» **INPUT ROWS**
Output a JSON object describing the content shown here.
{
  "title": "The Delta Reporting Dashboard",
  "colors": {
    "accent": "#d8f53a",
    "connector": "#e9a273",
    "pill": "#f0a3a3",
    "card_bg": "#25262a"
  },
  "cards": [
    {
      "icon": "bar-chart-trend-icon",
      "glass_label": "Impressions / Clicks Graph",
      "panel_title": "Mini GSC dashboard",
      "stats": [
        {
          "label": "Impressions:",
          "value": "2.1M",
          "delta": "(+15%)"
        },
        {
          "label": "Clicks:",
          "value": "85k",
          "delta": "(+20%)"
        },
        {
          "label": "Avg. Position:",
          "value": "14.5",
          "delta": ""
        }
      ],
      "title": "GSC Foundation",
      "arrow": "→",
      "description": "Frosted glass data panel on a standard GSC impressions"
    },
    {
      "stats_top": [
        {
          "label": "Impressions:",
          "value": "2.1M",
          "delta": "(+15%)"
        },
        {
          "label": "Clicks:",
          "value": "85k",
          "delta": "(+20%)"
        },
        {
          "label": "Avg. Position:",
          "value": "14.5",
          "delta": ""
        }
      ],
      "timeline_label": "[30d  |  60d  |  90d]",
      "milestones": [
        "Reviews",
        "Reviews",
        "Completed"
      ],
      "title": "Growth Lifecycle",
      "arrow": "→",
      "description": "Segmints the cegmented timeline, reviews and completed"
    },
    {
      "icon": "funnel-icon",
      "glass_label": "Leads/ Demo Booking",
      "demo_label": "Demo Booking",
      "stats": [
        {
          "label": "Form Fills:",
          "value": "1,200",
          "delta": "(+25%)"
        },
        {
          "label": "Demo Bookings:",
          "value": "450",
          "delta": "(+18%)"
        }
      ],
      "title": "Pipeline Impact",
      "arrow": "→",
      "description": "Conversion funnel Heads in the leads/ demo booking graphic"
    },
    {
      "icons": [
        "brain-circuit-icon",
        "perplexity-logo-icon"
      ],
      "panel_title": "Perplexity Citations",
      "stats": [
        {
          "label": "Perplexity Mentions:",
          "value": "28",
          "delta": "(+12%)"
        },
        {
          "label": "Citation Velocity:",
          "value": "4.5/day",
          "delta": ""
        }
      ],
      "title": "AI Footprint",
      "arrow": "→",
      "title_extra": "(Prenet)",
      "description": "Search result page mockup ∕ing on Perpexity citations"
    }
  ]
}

» **GIVEN PROBLEM**
Using the listing above, pick out each line that contains the word "funnel", then copy it.

» **WRITTEN RESPONSE**
      "icon": "funnel-icon",
      "description": "Conversion funnel Heads in the leads/ demo booking graphic"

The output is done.